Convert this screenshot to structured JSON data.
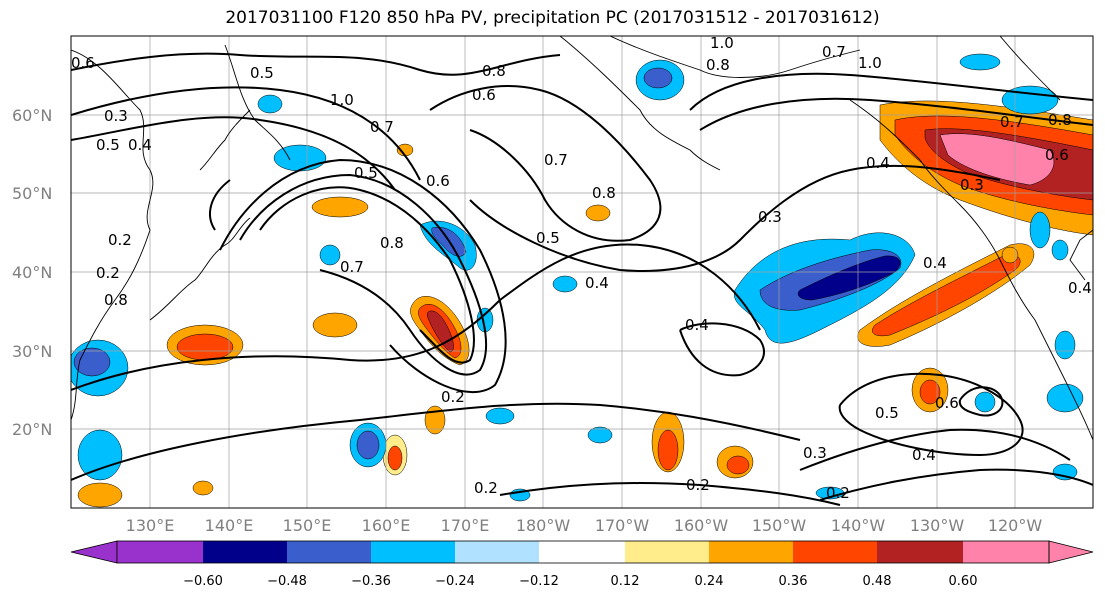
{
  "title": "2017031100 F120 850 hPa PV, precipitation PC (2017031512 - 2017031612)",
  "lat_labels": [
    "60°N",
    "50°N",
    "40°N",
    "30°N",
    "20°N"
  ],
  "lon_labels": [
    "130°E",
    "140°E",
    "150°E",
    "160°E",
    "170°E",
    "180°W",
    "170°W",
    "160°W",
    "150°W",
    "140°W",
    "130°W",
    "120°W"
  ],
  "colorbar": {
    "ticks": [
      "−0.60",
      "−0.48",
      "−0.36",
      "−0.24",
      "−0.12",
      "0.12",
      "0.24",
      "0.36",
      "0.48",
      "0.60"
    ],
    "colors": [
      "#9932cc",
      "#00008b",
      "#3a5fcd",
      "#00bfff",
      "#b0e2ff",
      "#ffffff",
      "#ffec8b",
      "#ffa500",
      "#ff4500",
      "#b22222",
      "#ff82ab"
    ]
  },
  "contour_labels": [
    "0.3",
    "0.5",
    "0.4",
    "0.5",
    "1.0",
    "0.7",
    "0.5",
    "0.6",
    "0.8",
    "0.6",
    "0.7",
    "0.8",
    "0.5",
    "0.7",
    "0.8",
    "0.4",
    "0.4",
    "0.3",
    "0.4",
    "0.2",
    "0.2",
    "0.2",
    "0.5",
    "0.4",
    "0.3",
    "0.2",
    "1.0",
    "0.8",
    "0.7",
    "1.0",
    "0.4",
    "0.3",
    "0.6",
    "0.7",
    "0.8",
    "0.4",
    "0.2",
    "0.8",
    "0.6",
    "0.2",
    "0.6"
  ]
}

#### Task
Without the pictures, write out all of the material exactly.

#### Result for this task
Convert this screenshot to structured JSON data.
{
  "title": "2017031100 F120 850 hPa PV, precipitation PC (2017031512 - 2017031612)",
  "lat_labels": [
    "60°N",
    "50°N",
    "40°N",
    "30°N",
    "20°N"
  ],
  "lon_labels": [
    "130°E",
    "140°E",
    "150°E",
    "160°E",
    "170°E",
    "180°W",
    "170°W",
    "160°W",
    "150°W",
    "140°W",
    "130°W",
    "120°W"
  ],
  "colorbar": {
    "ticks": [
      "−0.60",
      "−0.48",
      "−0.36",
      "−0.24",
      "−0.12",
      "0.12",
      "0.24",
      "0.36",
      "0.48",
      "0.60"
    ],
    "colors": [
      "#9932cc",
      "#00008b",
      "#3a5fcd",
      "#00bfff",
      "#b0e2ff",
      "#ffffff",
      "#ffec8b",
      "#ffa500",
      "#ff4500",
      "#b22222",
      "#ff82ab"
    ]
  },
  "contour_labels": [
    "0.3",
    "0.5",
    "0.4",
    "0.5",
    "1.0",
    "0.7",
    "0.5",
    "0.6",
    "0.8",
    "0.6",
    "0.7",
    "0.8",
    "0.5",
    "0.7",
    "0.8",
    "0.4",
    "0.4",
    "0.3",
    "0.4",
    "0.2",
    "0.2",
    "0.2",
    "0.5",
    "0.4",
    "0.3",
    "0.2",
    "1.0",
    "0.8",
    "0.7",
    "1.0",
    "0.4",
    "0.3",
    "0.6",
    "0.7",
    "0.8",
    "0.4",
    "0.2",
    "0.8",
    "0.6",
    "0.2",
    "0.6"
  ]
}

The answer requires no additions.